## START

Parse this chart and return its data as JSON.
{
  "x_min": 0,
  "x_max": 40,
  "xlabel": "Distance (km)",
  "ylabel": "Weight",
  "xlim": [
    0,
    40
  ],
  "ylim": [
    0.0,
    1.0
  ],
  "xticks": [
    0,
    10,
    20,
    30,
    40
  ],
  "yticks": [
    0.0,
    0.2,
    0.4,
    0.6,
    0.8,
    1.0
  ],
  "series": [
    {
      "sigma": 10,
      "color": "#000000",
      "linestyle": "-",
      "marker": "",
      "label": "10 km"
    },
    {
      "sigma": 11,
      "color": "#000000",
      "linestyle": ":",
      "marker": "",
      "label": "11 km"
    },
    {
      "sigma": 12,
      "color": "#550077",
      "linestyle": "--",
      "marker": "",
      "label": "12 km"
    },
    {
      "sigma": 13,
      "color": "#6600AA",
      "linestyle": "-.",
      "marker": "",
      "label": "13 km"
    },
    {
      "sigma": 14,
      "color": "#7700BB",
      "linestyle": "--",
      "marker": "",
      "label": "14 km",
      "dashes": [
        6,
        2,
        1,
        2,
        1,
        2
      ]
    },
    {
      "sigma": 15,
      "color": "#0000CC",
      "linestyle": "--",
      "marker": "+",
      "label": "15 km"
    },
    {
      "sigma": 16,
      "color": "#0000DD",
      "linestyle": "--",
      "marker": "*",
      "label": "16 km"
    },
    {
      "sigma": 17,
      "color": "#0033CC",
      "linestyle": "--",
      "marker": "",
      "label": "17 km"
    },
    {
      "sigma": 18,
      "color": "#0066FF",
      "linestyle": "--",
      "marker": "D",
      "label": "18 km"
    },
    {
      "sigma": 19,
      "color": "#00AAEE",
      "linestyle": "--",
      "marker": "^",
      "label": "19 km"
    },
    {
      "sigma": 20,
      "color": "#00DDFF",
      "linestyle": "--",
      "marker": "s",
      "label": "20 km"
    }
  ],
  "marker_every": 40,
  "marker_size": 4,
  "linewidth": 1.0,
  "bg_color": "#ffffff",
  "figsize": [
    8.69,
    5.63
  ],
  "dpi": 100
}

## END
## START

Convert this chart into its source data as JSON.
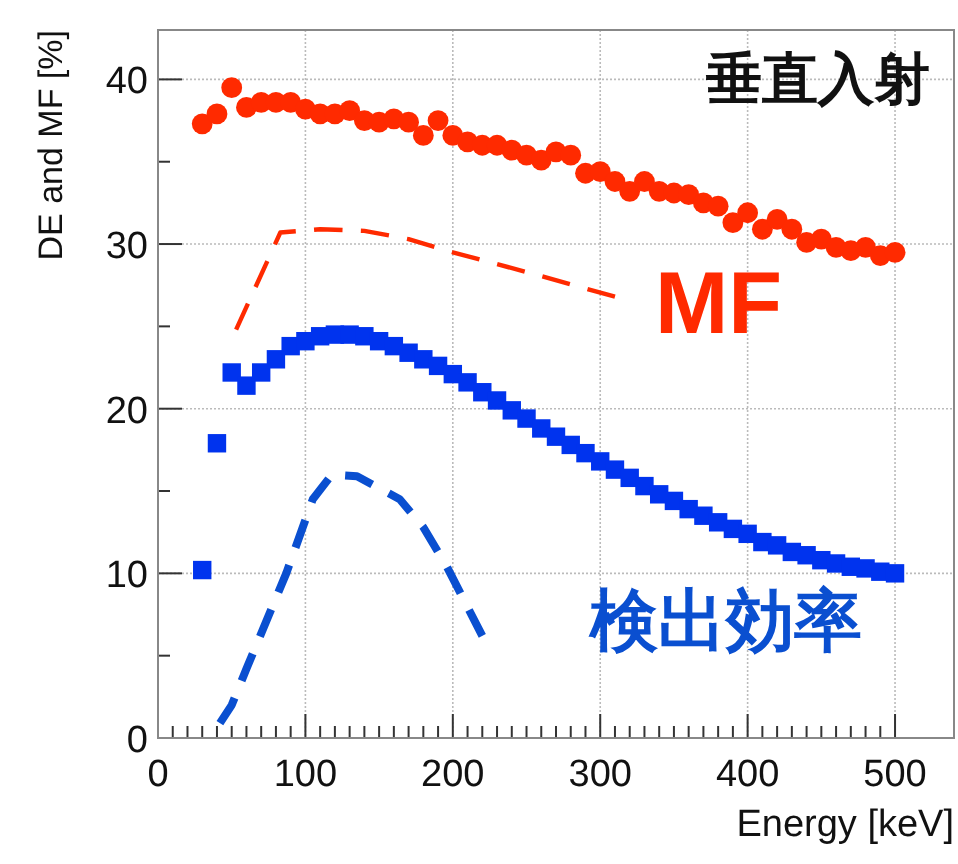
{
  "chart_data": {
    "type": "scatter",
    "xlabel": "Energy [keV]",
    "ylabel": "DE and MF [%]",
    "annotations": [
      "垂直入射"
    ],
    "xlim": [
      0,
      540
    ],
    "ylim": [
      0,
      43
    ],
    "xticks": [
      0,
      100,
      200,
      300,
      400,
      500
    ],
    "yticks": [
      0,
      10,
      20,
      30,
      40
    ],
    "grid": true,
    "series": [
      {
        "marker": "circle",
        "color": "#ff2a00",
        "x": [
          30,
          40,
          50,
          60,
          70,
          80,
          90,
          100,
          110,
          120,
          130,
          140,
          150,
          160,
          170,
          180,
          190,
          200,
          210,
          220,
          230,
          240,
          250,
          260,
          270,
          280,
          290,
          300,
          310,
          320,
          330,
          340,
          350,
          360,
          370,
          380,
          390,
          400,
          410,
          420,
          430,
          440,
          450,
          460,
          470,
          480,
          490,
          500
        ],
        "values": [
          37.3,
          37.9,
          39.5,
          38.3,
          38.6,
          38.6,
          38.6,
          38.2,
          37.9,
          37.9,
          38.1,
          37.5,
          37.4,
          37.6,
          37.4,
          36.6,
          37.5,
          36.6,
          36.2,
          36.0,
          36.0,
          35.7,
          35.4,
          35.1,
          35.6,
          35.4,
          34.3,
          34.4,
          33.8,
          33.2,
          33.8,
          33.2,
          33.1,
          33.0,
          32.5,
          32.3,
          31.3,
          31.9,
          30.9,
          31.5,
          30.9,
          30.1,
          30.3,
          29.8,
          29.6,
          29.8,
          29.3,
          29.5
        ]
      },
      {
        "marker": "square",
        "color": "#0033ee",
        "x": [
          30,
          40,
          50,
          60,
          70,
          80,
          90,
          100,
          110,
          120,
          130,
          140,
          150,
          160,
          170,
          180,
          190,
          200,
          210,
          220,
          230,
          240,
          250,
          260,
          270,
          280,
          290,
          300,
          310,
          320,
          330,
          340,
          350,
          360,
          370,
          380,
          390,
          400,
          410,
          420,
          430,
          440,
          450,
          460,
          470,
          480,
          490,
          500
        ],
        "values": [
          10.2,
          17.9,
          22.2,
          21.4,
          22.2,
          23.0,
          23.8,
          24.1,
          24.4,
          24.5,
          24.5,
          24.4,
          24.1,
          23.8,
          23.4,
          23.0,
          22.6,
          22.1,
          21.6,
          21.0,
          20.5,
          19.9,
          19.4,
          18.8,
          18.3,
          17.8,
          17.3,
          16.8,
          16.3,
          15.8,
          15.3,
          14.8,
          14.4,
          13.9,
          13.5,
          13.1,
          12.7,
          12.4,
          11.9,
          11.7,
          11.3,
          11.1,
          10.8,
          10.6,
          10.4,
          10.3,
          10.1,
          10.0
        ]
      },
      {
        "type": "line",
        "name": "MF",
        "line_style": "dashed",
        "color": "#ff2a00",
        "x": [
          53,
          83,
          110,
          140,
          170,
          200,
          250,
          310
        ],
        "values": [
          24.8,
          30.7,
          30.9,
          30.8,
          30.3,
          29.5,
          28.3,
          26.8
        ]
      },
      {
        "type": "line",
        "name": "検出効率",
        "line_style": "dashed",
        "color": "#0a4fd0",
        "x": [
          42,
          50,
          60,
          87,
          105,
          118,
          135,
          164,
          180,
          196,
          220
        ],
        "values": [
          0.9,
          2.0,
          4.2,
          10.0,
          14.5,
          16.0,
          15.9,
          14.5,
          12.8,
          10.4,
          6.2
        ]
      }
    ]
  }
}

## END
## START

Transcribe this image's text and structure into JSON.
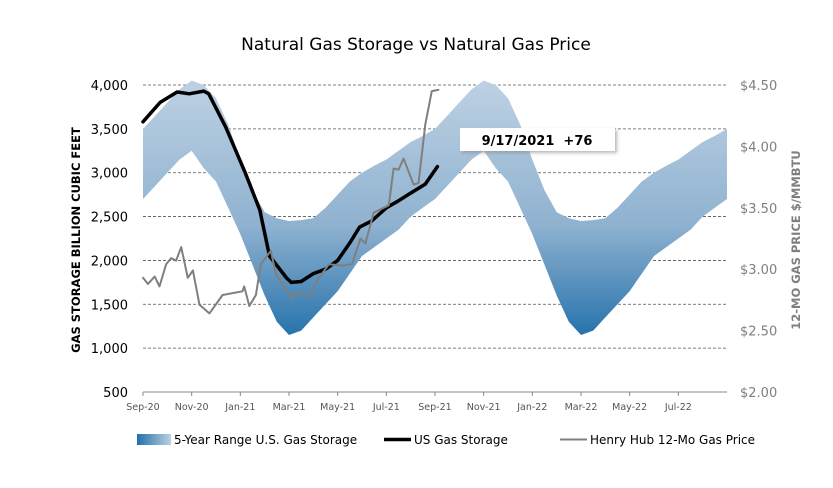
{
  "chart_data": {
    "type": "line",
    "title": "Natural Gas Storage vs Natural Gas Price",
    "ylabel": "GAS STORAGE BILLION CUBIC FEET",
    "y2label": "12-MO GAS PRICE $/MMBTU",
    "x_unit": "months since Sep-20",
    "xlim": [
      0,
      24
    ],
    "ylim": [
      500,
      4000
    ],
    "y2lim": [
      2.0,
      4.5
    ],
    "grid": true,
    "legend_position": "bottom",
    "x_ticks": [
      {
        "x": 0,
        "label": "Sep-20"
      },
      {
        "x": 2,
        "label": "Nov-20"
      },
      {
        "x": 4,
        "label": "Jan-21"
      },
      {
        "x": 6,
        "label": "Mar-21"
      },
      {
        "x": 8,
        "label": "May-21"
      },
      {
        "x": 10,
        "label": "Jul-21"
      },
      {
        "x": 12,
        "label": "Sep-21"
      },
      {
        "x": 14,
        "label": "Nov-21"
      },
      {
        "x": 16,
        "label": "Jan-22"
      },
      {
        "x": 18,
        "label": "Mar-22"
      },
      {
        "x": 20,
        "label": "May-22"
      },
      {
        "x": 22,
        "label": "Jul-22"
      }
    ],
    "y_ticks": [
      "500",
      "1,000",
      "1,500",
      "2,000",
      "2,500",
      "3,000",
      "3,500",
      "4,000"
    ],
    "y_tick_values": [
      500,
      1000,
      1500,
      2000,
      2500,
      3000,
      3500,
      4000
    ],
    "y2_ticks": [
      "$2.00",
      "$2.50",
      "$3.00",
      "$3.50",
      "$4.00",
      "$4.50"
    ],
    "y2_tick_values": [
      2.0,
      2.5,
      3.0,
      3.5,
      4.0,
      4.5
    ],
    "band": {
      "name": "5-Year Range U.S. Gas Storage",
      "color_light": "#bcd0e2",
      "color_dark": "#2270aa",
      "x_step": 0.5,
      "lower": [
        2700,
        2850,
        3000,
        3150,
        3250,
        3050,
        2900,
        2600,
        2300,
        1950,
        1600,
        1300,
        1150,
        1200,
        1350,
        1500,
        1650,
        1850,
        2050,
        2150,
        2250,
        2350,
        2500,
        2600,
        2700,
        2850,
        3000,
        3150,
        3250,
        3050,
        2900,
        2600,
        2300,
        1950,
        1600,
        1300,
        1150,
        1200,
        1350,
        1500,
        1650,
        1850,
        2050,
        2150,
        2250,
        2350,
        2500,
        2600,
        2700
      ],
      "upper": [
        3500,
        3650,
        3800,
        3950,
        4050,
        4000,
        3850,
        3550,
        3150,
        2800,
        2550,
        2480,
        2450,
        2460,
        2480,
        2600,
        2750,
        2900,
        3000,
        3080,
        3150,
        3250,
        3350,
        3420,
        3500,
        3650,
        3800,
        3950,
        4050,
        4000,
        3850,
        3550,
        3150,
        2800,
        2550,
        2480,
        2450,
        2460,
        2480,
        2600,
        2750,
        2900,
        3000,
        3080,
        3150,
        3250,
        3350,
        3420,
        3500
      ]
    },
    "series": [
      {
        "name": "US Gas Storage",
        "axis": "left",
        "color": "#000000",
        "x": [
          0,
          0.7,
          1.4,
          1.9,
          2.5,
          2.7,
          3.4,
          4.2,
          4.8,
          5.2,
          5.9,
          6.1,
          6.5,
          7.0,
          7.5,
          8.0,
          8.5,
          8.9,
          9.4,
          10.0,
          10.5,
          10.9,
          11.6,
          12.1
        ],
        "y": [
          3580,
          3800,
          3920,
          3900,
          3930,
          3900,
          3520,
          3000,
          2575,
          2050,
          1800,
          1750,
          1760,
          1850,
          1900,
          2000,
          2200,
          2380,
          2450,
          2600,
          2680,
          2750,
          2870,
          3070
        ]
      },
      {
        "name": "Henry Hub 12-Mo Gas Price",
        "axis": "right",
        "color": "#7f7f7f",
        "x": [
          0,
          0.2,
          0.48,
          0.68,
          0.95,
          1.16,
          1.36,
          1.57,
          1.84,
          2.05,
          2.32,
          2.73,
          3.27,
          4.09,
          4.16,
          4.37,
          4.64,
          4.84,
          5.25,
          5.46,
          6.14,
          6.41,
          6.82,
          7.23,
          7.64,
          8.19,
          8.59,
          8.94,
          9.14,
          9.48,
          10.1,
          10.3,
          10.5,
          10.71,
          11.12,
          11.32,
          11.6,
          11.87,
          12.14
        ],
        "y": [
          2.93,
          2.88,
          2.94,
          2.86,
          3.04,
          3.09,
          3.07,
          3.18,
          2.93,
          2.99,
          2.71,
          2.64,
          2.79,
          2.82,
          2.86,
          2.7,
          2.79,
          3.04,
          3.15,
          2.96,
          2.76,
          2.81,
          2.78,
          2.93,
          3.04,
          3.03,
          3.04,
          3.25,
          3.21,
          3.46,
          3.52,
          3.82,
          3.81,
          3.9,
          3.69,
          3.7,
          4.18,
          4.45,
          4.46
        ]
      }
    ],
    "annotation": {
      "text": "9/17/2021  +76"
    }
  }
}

## END

■ What needs to be done ■
Only the number is wanted: how many lines in the preceding entries hold the string "sigma"?

■ Full output ■
11